What to produce — Check each line of the listing, and copy it if it contains the word "transfer".

Material supplied —
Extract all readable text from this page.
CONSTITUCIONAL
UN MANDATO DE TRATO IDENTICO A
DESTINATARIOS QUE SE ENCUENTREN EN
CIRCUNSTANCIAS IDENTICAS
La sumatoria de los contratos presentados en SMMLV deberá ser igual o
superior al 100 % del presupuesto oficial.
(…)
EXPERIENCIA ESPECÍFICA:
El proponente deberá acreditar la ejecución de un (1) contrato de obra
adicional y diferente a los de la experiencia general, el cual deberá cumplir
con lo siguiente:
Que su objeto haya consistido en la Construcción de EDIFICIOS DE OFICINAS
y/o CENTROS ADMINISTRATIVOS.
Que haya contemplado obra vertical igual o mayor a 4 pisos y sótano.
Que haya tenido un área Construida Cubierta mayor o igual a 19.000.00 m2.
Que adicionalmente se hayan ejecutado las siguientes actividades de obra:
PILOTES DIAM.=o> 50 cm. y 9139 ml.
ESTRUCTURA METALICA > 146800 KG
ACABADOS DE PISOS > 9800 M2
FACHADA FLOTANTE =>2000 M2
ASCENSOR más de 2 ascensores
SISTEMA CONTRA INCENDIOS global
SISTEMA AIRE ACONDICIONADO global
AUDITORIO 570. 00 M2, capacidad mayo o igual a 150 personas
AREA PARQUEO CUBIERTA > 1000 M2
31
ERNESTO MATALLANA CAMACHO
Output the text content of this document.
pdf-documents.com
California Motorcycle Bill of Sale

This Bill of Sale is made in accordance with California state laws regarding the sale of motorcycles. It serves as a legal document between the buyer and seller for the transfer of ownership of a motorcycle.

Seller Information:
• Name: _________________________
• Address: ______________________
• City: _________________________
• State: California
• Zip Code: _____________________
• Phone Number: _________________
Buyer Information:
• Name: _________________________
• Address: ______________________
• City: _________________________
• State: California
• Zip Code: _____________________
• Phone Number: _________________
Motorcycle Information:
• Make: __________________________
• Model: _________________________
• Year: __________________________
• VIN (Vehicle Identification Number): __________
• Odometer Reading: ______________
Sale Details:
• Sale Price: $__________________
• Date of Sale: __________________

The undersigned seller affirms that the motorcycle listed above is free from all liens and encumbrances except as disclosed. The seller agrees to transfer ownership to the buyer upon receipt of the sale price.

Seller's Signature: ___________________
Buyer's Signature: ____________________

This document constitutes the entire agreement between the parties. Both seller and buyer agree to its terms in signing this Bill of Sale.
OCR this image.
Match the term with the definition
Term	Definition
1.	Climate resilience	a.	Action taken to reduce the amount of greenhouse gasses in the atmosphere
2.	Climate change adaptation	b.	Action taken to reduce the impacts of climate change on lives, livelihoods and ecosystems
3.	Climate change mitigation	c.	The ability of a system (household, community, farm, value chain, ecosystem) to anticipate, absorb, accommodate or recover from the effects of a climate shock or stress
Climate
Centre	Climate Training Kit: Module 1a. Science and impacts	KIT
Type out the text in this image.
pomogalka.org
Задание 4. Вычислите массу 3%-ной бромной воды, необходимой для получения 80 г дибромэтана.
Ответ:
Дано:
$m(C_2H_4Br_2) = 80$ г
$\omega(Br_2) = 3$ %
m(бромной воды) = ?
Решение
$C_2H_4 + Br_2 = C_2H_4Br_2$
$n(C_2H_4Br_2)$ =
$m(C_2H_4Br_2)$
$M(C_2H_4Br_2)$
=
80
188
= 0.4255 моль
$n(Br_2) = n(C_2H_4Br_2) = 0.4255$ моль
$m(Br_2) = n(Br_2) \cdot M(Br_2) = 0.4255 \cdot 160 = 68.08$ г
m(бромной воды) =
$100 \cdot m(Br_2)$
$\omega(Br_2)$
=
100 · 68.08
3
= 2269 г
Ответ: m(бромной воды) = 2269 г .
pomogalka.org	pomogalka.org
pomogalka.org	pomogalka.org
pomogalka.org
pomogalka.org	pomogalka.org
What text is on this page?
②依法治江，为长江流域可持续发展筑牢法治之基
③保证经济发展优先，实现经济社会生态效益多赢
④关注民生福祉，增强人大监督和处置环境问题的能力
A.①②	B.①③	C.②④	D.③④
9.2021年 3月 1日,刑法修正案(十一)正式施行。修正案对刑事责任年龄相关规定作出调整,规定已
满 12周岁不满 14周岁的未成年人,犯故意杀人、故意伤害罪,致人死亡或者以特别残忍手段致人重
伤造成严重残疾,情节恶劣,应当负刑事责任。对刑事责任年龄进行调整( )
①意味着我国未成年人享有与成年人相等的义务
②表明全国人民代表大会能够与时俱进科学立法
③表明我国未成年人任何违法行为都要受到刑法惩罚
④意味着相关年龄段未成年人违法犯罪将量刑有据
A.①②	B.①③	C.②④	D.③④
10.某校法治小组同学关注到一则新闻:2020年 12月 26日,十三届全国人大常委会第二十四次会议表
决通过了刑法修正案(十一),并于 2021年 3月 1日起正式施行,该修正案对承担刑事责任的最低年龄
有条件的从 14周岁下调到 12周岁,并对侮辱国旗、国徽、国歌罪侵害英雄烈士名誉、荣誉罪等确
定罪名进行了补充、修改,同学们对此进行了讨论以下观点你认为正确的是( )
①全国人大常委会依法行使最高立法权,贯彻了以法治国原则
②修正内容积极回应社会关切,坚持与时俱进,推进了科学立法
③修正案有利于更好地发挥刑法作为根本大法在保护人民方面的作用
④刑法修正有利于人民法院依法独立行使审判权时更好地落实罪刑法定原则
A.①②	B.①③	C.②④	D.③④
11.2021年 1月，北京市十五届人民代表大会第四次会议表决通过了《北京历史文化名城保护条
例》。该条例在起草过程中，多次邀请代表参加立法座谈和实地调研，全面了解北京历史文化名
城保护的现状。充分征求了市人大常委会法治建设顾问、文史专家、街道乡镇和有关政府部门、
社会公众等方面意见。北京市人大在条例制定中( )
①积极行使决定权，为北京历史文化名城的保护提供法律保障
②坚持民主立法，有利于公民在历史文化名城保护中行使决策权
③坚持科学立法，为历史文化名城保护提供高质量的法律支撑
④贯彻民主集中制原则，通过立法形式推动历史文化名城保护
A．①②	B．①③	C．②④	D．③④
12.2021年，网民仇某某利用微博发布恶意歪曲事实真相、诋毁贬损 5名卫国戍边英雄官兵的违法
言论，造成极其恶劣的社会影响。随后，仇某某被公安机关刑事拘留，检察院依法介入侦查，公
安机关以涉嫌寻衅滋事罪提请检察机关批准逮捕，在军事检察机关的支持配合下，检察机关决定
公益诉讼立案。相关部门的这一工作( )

Written response —
This Bill of Sale is made in accordance with California state laws regarding the sale of motorcycles. It serves as a legal document between the buyer and seller for the transfer of ownership of a motorcycle.
The undersigned seller affirms that the motorcycle listed above is free from all liens and encumbrances except as disclosed. The seller agrees to transfer ownership to the buyer upon receipt of the sale price.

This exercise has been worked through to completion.